> [Given exercise]: All the data should come back exactly as it was given.

-- begin Listed entries --

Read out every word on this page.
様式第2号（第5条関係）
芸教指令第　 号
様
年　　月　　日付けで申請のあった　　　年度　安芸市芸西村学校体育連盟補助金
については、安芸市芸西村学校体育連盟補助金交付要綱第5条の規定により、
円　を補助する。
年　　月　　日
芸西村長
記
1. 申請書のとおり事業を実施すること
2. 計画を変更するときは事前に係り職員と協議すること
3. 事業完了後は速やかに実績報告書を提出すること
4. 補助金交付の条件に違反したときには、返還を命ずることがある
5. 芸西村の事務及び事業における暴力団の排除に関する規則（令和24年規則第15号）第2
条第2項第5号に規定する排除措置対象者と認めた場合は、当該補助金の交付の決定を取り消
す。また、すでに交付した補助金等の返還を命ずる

-- end Listed entries --

> [Full solution]:
Read out every word on this page.
様式第2号（第5条関係）
芸教指令第　 号
様
年　　月　　日付けで申請のあった　　　年度　安芸市芸西村学校体育連盟補助金
については、安芸市芸西村学校体育連盟補助金交付要綱第5条の規定により、
円　を補助する。
年　　月　　日
芸西村長
記
1. 申請書のとおり事業を実施すること
2. 計画を変更するときは事前に係り職員と協議すること
3. 事業完了後は速やかに実績報告書を提出すること
4. 補助金交付の条件に違反したときには、返還を命ずることがある
5. 芸西村の事務及び事業における暴力団の排除に関する規則（令和24年規則第15号）第2
条第2項第5号に規定する排除措置対象者と認めた場合は、当該補助金の交付の決定を取り消
す。また、すでに交付した補助金等の返還を命ずる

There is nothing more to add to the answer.